Requirements
Among the lines below, list those containing the string "如张三原岗位工资是".

Given records
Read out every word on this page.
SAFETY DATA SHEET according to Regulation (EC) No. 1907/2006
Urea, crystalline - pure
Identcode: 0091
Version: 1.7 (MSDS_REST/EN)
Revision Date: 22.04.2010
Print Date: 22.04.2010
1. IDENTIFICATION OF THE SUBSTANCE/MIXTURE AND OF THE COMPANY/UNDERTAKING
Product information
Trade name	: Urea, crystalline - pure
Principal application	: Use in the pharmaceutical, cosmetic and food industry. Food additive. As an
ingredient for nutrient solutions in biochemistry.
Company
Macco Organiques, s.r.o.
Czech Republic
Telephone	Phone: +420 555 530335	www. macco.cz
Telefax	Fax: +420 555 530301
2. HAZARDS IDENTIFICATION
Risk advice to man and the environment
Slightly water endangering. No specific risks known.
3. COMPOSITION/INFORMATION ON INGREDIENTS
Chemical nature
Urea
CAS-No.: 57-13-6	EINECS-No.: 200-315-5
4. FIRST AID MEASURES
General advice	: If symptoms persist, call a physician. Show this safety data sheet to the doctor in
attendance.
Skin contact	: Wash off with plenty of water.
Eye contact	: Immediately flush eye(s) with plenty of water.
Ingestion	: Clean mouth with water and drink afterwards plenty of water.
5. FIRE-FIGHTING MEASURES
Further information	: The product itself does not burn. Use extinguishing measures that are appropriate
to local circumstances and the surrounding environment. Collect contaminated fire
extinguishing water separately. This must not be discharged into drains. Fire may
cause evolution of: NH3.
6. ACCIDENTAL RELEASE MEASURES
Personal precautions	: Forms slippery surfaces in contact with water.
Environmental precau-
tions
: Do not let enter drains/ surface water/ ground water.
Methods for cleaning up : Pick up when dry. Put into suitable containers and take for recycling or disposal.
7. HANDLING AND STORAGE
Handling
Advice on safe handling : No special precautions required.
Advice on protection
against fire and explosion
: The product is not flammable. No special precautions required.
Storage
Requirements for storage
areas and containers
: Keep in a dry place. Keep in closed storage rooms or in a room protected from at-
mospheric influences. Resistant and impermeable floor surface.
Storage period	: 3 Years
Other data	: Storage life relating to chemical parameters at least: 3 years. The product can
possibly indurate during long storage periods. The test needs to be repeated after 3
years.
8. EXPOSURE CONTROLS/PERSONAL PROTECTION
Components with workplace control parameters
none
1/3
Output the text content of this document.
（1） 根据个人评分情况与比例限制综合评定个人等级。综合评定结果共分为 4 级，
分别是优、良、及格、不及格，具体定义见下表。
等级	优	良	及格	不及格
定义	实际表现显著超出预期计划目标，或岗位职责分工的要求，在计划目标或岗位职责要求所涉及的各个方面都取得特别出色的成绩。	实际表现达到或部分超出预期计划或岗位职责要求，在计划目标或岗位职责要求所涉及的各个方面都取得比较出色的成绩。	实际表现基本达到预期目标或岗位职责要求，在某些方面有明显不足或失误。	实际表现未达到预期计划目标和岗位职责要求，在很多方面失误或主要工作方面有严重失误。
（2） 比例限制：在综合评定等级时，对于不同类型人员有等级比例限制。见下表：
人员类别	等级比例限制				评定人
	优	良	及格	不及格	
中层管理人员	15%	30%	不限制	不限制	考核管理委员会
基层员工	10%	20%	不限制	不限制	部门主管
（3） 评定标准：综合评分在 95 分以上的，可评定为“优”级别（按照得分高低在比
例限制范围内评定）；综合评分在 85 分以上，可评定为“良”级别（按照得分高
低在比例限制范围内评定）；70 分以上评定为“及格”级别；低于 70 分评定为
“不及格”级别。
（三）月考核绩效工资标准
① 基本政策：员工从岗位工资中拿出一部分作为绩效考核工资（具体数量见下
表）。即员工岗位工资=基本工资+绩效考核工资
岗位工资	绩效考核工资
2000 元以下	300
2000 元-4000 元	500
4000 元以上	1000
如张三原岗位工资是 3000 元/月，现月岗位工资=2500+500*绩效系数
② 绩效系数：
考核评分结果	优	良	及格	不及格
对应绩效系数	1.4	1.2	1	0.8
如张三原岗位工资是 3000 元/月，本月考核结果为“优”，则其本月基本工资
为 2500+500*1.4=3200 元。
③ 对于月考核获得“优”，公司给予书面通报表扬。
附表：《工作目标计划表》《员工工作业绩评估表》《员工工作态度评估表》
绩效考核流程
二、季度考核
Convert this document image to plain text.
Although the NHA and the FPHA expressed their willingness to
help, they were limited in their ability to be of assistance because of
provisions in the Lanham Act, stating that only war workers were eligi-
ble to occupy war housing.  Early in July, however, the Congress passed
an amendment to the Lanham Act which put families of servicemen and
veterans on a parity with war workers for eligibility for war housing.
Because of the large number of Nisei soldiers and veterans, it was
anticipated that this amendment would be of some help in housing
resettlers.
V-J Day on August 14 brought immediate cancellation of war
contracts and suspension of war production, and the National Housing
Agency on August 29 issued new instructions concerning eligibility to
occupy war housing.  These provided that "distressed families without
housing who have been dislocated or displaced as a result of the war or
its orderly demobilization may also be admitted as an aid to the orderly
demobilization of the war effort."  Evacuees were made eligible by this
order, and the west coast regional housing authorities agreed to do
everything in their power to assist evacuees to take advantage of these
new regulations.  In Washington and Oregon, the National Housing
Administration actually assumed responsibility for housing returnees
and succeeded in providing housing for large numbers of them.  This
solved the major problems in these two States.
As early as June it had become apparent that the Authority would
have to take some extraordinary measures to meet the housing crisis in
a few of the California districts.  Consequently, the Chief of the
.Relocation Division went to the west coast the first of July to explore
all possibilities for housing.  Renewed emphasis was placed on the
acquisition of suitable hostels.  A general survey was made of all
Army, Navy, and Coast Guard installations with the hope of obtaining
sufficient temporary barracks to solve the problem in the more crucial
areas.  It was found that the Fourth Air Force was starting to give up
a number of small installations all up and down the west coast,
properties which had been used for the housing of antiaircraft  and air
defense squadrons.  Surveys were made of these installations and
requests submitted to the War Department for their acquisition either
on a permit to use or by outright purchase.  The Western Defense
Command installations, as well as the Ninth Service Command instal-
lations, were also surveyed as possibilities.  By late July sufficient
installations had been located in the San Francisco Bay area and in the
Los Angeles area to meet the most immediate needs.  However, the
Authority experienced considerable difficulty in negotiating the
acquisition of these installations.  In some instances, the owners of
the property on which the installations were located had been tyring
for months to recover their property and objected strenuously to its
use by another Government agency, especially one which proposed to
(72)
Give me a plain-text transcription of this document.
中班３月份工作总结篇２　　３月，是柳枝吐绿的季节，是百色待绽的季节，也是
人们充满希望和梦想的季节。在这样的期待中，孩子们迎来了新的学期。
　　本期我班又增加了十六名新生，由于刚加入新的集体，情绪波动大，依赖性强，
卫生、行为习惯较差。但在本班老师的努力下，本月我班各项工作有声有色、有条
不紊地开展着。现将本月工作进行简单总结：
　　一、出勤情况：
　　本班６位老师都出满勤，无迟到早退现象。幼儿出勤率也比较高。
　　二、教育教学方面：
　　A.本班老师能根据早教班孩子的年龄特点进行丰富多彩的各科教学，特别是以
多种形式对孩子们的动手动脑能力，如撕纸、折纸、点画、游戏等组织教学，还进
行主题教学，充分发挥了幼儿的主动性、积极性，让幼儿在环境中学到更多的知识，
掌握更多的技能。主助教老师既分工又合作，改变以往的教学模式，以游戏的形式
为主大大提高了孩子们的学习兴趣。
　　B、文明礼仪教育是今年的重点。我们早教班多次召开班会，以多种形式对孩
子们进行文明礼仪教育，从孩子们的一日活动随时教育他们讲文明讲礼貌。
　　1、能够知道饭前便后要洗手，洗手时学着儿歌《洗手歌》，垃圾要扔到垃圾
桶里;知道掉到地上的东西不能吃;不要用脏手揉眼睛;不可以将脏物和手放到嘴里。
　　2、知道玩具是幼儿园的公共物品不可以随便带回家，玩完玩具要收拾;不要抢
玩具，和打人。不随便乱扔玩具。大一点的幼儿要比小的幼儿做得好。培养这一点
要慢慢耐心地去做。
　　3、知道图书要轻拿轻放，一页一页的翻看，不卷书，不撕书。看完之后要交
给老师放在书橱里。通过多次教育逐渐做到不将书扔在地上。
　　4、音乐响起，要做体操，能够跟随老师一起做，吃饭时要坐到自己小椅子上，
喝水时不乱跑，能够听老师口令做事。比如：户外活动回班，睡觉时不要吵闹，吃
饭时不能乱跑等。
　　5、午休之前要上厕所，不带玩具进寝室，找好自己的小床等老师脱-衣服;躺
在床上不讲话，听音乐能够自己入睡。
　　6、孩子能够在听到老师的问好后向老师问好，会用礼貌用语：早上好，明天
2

Response to the task
如张三原岗位工资是 3000 元/月，现月岗位工资=2500+500*绩效系数
如张三原岗位工资是 3000 元/月，本月考核结果为“优”，则其本月基本工资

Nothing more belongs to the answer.